### The records

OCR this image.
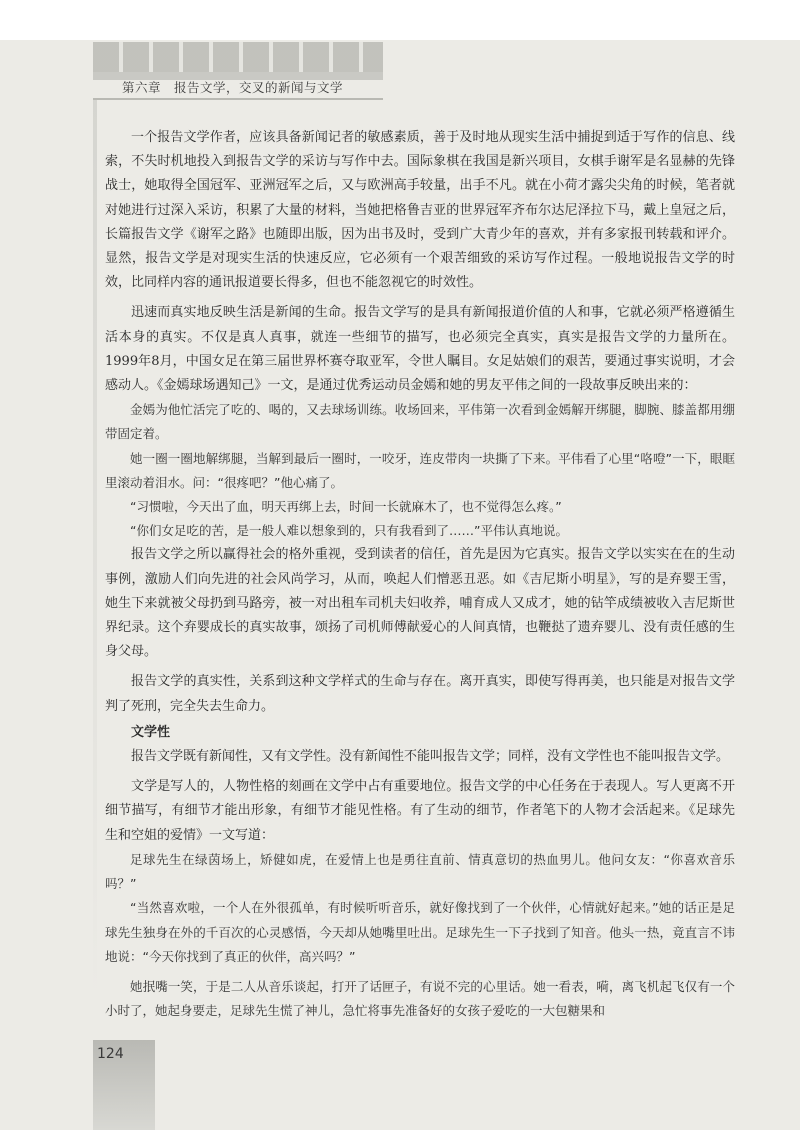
第六章　报告文学，交叉的新闻与文学

一个报告文学作者，应该具备新闻记者的敏感素质，善于及时地从现实生活中捕捉到适于写作的信息、线索，不失时机地投入到报告文学的采访与写作中去。国际象棋在我国是新兴项目，女棋手谢军是名显赫的先锋战士，她取得全国冠军、亚洲冠军之后，又与欧洲高手较量，出手不凡。就在小荷才露尖尖角的时候，笔者就对她进行过深入采访，积累了大量的材料，当她把格鲁吉亚的世界冠军齐布尔达尼泽拉下马，戴上皇冠之后，长篇报告文学《谢军之路》也随即出版，因为出书及时，受到广大青少年的喜欢，并有多家报刊转载和评介。显然，报告文学是对现实生活的快速反应，它必须有一个艰苦细致的采访写作过程。一般地说报告文学的时效，比同样内容的通讯报道要长得多，但也不能忽视它的时效性。

迅速而真实地反映生活是新闻的生命。报告文学写的是具有新闻报道价值的人和事，它就必须严格遵循生活本身的真实。不仅是真人真事，就连一些细节的描写，也必须完全真实，真实是报告文学的力量所在。1999年8月，中国女足在第三届世界杯赛夺取亚军，令世人瞩目。女足姑娘们的艰苦，要通过事实说明，才会感动人。《金嫣球场遇知己》一文，是通过优秀运动员金嫣和她的男友平伟之间的一段故事反映出来的：

金嫣为他忙活完了吃的、喝的，又去球场训练。收场回来，平伟第一次看到金嫣解开绑腿，脚腕、膝盖都用绷带固定着。

她一圈一圈地解绑腿，当解到最后一圈时，一咬牙，连皮带肉一块撕了下来。平伟看了心里“咯噔”一下，眼眶里滚动着泪水。问：“很疼吧？”他心痛了。

“习惯啦，今天出了血，明天再绑上去，时间一长就麻木了，也不觉得怎么疼。”

“你们女足吃的苦，是一般人难以想象到的，只有我看到了……”平伟认真地说。

报告文学之所以赢得社会的格外重视，受到读者的信任，首先是因为它真实。报告文学以实实在在的生动事例，激励人们向先进的社会风尚学习，从而，唤起人们憎恶丑恶。如《吉尼斯小明星》，写的是弃婴王雪，她生下来就被父母扔到马路旁，被一对出租车司机夫妇收养，哺育成人又成才，她的钻竿成绩被收入吉尼斯世界纪录。这个弃婴成长的真实故事，颂扬了司机师傅献爱心的人间真情，也鞭挞了遗弃婴儿、没有责任感的生身父母。

报告文学的真实性，关系到这种文学样式的生命与存在。离开真实，即使写得再美，也只能是对报告文学判了死刑，完全失去生命力。

文学性

报告文学既有新闻性，又有文学性。没有新闻性不能叫报告文学；同样，没有文学性也不能叫报告文学。

文学是写人的，人物性格的刻画在文学中占有重要地位。报告文学的中心任务在于表现人。写人更离不开细节描写，有细节才能出形象，有细节才能见性格。有了生动的细节，作者笔下的人物才会活起来。《足球先生和空姐的爱情》一文写道：

足球先生在绿茵场上，矫健如虎，在爱情上也是勇往直前、情真意切的热血男儿。他问女友：“你喜欢音乐吗？”

“当然喜欢啦，一个人在外很孤单，有时候听听音乐，就好像找到了一个伙伴，心情就好起来。”她的话正是足球先生独身在外的千百次的心灵感悟，今天却从她嘴里吐出。足球先生一下子找到了知音。他头一热，竟直言不讳地说：“今天你找到了真正的伙伴，高兴吗？”

她抿嘴一笑，于是二人从音乐谈起，打开了话匣子，有说不完的心里话。她一看表，嗬，离飞机起飞仅有一个小时了，她起身要走，足球先生慌了神儿，急忙将事先准备好的女孩子爱吃的一大包糖果和

124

### Work instructions
Each record should be quoted exactly, with the images omitted.

### Task answer
OCR this image.
第六章　报告文学，交叉的新闻与文学

一个报告文学作者，应该具备新闻记者的敏感素质，善于及时地从现实生活中捕捉到适于写作的信息、线索，不失时机地投入到报告文学的采访与写作中去。国际象棋在我国是新兴项目，女棋手谢军是名显赫的先锋战士，她取得全国冠军、亚洲冠军之后，又与欧洲高手较量，出手不凡。就在小荷才露尖尖角的时候，笔者就对她进行过深入采访，积累了大量的材料，当她把格鲁吉亚的世界冠军齐布尔达尼泽拉下马，戴上皇冠之后，长篇报告文学《谢军之路》也随即出版，因为出书及时，受到广大青少年的喜欢，并有多家报刊转载和评介。显然，报告文学是对现实生活的快速反应，它必须有一个艰苦细致的采访写作过程。一般地说报告文学的时效，比同样内容的通讯报道要长得多，但也不能忽视它的时效性。

迅速而真实地反映生活是新闻的生命。报告文学写的是具有新闻报道价值的人和事，它就必须严格遵循生活本身的真实。不仅是真人真事，就连一些细节的描写，也必须完全真实，真实是报告文学的力量所在。1999年8月，中国女足在第三届世界杯赛夺取亚军，令世人瞩目。女足姑娘们的艰苦，要通过事实说明，才会感动人。《金嫣球场遇知己》一文，是通过优秀运动员金嫣和她的男友平伟之间的一段故事反映出来的：

金嫣为他忙活完了吃的、喝的，又去球场训练。收场回来，平伟第一次看到金嫣解开绑腿，脚腕、膝盖都用绷带固定着。

她一圈一圈地解绑腿，当解到最后一圈时，一咬牙，连皮带肉一块撕了下来。平伟看了心里“咯噔”一下，眼眶里滚动着泪水。问：“很疼吧？”他心痛了。

“习惯啦，今天出了血，明天再绑上去，时间一长就麻木了，也不觉得怎么疼。”

“你们女足吃的苦，是一般人难以想象到的，只有我看到了……”平伟认真地说。

报告文学之所以赢得社会的格外重视，受到读者的信任，首先是因为它真实。报告文学以实实在在的生动事例，激励人们向先进的社会风尚学习，从而，唤起人们憎恶丑恶。如《吉尼斯小明星》，写的是弃婴王雪，她生下来就被父母扔到马路旁，被一对出租车司机夫妇收养，哺育成人又成才，她的钻竿成绩被收入吉尼斯世界纪录。这个弃婴成长的真实故事，颂扬了司机师傅献爱心的人间真情，也鞭挞了遗弃婴儿、没有责任感的生身父母。

报告文学的真实性，关系到这种文学样式的生命与存在。离开真实，即使写得再美，也只能是对报告文学判了死刑，完全失去生命力。

文学性

报告文学既有新闻性，又有文学性。没有新闻性不能叫报告文学；同样，没有文学性也不能叫报告文学。

文学是写人的，人物性格的刻画在文学中占有重要地位。报告文学的中心任务在于表现人。写人更离不开细节描写，有细节才能出形象，有细节才能见性格。有了生动的细节，作者笔下的人物才会活起来。《足球先生和空姐的爱情》一文写道：

足球先生在绿茵场上，矫健如虎，在爱情上也是勇往直前、情真意切的热血男儿。他问女友：“你喜欢音乐吗？”

“当然喜欢啦，一个人在外很孤单，有时候听听音乐，就好像找到了一个伙伴，心情就好起来。”她的话正是足球先生独身在外的千百次的心灵感悟，今天却从她嘴里吐出。足球先生一下子找到了知音。他头一热，竟直言不讳地说：“今天你找到了真正的伙伴，高兴吗？”

她抿嘴一笑，于是二人从音乐谈起，打开了话匣子，有说不完的心里话。她一看表，嗬，离飞机起飞仅有一个小时了，她起身要走，足球先生慌了神儿，急忙将事先准备好的女孩子爱吃的一大包糖果和

124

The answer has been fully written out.